» **Task prompt**: Search the data below for the word "phân" and copy each line that holds it.

» **Records supplied**:

========================================================================

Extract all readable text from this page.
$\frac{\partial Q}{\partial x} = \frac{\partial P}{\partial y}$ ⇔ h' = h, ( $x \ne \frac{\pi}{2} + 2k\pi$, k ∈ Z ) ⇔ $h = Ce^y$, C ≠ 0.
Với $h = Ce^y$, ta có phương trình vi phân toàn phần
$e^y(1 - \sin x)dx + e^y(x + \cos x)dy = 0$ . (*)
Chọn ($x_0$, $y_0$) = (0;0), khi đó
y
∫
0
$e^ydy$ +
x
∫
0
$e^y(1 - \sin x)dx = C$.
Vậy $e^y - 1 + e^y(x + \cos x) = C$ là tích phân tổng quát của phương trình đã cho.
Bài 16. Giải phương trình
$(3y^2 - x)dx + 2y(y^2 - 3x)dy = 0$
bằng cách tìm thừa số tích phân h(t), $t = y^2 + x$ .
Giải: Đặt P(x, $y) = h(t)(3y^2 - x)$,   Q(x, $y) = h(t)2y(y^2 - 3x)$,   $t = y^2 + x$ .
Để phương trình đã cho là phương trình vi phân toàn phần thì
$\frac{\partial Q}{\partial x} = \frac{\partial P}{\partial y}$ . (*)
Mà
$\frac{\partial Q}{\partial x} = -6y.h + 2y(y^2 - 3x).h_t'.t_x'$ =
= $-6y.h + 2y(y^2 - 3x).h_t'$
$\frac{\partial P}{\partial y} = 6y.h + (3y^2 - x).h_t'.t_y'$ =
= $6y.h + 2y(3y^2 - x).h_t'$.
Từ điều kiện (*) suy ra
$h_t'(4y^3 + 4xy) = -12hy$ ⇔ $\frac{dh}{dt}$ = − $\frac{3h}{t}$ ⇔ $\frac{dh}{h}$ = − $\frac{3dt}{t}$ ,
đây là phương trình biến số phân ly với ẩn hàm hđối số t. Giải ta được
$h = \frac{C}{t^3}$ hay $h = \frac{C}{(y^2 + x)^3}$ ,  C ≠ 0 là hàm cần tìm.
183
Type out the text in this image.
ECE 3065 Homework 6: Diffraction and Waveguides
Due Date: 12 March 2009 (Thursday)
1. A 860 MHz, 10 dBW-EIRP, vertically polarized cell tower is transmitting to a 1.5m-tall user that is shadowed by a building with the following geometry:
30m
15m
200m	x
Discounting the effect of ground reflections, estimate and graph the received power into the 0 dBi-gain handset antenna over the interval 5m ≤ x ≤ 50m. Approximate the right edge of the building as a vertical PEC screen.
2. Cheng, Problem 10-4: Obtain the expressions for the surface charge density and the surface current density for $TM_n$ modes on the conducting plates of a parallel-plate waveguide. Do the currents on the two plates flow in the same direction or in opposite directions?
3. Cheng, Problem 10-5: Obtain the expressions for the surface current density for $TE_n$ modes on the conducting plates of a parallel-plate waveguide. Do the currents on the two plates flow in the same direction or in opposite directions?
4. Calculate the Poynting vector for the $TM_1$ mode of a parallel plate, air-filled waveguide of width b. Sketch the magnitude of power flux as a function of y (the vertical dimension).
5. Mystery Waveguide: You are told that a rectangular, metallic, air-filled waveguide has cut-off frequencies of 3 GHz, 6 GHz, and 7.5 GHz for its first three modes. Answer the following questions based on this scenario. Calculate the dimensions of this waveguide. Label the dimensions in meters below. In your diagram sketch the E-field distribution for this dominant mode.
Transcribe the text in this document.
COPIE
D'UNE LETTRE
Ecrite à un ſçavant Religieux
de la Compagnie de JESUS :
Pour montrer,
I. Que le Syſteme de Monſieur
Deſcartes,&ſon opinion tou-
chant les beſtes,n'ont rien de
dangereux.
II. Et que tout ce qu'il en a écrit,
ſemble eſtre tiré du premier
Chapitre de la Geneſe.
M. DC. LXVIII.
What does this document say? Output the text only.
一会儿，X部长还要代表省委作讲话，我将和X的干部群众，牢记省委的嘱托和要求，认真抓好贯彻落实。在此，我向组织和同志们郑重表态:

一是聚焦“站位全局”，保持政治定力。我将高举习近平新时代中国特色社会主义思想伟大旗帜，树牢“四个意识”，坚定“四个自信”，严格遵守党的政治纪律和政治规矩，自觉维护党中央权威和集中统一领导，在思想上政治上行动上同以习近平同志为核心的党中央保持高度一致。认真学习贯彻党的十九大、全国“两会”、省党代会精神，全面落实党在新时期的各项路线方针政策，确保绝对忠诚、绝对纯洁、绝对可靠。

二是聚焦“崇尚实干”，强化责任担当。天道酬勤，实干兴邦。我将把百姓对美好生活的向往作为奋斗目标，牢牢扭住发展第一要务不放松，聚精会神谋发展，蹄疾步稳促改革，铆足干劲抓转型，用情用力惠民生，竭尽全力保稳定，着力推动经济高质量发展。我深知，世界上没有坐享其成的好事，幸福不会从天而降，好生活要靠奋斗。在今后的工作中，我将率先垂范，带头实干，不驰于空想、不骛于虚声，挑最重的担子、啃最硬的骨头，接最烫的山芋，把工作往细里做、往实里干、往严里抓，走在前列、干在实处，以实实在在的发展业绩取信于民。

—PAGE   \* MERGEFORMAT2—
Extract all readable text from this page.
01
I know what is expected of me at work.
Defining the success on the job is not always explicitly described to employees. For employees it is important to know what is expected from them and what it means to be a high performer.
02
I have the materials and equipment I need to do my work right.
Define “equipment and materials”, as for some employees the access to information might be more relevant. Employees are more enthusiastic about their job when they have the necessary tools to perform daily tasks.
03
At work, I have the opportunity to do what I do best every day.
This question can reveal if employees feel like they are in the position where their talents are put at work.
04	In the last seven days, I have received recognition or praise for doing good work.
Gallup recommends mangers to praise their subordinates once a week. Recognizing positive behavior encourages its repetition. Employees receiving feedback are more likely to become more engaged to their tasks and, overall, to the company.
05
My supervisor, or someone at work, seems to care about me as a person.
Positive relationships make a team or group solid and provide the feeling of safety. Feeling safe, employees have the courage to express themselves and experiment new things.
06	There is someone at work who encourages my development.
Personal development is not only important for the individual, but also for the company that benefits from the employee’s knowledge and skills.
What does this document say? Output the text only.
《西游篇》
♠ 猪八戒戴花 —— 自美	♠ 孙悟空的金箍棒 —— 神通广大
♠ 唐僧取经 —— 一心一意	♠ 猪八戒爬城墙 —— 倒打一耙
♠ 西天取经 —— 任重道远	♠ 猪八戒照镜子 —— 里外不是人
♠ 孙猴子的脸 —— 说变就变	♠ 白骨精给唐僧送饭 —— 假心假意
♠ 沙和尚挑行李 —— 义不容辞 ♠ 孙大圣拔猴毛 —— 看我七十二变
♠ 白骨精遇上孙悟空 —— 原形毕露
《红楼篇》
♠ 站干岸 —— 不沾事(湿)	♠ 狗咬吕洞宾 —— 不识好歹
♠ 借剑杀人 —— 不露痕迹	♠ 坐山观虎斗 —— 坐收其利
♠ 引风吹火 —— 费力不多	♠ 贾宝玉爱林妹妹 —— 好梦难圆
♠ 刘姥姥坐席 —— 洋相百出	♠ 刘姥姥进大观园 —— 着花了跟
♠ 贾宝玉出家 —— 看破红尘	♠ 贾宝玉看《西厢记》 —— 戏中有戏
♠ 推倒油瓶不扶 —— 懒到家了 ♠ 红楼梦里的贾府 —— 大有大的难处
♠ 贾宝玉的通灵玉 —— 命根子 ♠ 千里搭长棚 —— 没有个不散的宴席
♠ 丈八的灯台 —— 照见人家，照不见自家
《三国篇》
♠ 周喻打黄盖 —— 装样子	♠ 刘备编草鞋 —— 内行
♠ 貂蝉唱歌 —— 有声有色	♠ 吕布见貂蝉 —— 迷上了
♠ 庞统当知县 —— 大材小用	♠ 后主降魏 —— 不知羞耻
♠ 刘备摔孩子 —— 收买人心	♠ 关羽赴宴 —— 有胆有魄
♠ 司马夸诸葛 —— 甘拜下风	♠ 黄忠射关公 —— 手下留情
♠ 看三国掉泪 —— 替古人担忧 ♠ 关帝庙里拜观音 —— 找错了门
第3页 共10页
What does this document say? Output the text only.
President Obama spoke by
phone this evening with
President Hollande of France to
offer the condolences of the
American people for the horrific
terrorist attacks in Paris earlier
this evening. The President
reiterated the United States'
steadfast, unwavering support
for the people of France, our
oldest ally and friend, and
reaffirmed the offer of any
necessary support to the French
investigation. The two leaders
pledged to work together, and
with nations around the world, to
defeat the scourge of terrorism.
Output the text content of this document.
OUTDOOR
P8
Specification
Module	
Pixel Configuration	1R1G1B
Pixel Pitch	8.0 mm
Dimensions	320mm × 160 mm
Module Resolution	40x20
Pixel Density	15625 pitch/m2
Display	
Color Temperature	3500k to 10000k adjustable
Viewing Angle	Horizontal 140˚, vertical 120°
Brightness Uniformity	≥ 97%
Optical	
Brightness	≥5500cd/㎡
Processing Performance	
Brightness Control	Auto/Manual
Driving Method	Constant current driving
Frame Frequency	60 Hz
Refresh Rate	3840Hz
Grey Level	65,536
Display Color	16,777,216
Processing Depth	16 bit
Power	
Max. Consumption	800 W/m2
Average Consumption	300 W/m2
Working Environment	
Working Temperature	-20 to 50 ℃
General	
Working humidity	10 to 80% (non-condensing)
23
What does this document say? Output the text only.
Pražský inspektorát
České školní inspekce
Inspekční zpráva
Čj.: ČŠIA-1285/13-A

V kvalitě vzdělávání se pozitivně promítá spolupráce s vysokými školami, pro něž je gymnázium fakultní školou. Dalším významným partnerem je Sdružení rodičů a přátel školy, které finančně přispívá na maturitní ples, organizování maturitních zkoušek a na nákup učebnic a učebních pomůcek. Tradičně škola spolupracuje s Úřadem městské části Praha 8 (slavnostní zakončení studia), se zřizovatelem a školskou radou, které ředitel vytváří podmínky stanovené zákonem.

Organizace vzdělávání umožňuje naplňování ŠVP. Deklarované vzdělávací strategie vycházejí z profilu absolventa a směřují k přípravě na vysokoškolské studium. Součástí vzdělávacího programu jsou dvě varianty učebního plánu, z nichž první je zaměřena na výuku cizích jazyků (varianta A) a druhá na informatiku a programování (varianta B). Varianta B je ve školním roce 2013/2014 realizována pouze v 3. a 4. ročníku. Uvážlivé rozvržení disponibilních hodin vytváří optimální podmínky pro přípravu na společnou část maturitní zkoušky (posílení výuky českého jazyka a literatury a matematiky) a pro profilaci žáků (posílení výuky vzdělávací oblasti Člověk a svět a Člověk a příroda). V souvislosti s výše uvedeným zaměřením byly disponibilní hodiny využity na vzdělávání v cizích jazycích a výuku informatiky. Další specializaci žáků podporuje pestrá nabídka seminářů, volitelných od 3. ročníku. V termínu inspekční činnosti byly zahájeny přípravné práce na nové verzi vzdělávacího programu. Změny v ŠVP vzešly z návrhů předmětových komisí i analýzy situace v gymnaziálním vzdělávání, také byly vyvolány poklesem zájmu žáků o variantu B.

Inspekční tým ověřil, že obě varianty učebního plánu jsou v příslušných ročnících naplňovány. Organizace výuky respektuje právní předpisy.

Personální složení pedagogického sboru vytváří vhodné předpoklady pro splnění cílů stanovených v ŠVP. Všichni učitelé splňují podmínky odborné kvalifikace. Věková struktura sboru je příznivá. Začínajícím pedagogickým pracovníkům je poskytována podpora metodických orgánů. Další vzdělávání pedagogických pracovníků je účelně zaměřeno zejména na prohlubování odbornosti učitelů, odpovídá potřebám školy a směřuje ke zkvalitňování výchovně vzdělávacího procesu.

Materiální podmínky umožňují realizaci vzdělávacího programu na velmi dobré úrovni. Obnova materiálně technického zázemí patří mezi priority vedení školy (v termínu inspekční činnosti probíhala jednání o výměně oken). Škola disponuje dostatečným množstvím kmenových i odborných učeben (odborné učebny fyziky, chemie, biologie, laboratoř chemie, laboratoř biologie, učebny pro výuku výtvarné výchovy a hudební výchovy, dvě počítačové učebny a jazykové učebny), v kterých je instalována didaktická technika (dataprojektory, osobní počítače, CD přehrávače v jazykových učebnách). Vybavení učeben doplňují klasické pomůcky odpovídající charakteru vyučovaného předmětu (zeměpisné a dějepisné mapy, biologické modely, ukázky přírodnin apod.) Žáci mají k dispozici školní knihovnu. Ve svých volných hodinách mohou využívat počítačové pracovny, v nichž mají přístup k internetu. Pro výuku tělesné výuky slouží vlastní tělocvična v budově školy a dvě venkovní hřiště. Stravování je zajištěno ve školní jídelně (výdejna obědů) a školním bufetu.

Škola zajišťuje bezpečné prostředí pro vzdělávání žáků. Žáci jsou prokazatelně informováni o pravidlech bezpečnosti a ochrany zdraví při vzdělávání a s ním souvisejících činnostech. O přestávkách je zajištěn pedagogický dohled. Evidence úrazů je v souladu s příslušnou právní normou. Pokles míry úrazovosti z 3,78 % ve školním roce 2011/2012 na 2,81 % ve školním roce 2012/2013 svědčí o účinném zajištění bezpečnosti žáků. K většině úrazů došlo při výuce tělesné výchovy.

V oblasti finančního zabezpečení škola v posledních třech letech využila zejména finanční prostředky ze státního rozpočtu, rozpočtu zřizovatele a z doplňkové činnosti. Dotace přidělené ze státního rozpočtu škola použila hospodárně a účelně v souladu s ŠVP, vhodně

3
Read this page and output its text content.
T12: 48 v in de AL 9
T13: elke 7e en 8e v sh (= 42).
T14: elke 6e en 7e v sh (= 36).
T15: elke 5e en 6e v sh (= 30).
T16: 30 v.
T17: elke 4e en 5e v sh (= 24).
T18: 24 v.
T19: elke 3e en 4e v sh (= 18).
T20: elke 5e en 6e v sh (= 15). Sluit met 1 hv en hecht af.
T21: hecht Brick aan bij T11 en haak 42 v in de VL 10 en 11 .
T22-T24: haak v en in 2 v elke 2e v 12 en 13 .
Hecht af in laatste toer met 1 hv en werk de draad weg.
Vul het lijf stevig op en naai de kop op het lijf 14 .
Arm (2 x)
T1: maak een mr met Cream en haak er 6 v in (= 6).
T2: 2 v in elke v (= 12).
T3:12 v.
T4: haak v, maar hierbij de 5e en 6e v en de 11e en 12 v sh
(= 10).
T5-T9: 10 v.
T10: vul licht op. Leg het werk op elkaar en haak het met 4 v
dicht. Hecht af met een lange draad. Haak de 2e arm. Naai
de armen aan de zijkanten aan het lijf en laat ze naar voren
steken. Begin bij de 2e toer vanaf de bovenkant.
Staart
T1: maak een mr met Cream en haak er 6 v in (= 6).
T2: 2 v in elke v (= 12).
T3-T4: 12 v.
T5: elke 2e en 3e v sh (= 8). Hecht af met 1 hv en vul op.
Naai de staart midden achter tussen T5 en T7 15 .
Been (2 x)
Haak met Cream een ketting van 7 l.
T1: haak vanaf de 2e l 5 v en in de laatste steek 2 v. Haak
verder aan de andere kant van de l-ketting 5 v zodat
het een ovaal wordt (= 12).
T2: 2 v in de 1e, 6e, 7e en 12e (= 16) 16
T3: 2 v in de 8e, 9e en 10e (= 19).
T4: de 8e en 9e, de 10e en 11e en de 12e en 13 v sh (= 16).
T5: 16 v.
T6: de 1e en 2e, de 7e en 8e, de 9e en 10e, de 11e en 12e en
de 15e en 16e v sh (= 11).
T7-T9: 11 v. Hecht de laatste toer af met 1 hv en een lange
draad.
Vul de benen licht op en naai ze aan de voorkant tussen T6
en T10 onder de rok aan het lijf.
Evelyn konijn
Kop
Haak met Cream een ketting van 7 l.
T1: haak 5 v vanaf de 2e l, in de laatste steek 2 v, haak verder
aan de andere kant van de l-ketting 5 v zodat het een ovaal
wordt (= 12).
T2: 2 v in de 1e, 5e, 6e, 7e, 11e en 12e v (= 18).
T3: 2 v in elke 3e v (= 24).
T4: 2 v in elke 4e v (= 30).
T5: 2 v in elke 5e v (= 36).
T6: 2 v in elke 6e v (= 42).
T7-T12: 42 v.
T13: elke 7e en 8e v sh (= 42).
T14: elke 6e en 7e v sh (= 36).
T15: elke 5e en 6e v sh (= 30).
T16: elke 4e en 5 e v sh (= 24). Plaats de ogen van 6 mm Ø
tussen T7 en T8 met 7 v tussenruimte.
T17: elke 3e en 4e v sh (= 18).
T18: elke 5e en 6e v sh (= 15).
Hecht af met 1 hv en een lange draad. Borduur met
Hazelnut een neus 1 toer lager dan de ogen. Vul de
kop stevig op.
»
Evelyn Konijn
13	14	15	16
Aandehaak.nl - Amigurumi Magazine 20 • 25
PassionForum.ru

========================================================================

» **Reply**:
Với $h = Ce^y$, ta có phương trình vi phân toàn phần
Vậy $e^y - 1 + e^y(x + \cos x) = C$ là tích phân tổng quát của phương trình đã cho.
bằng cách tìm thừa số tích phân h(t), $t = y^2 + x$ .
Để phương trình đã cho là phương trình vi phân toàn phần thì
đây là phương trình biến số phân ly với ẩn hàm hđối số t. Giải ta được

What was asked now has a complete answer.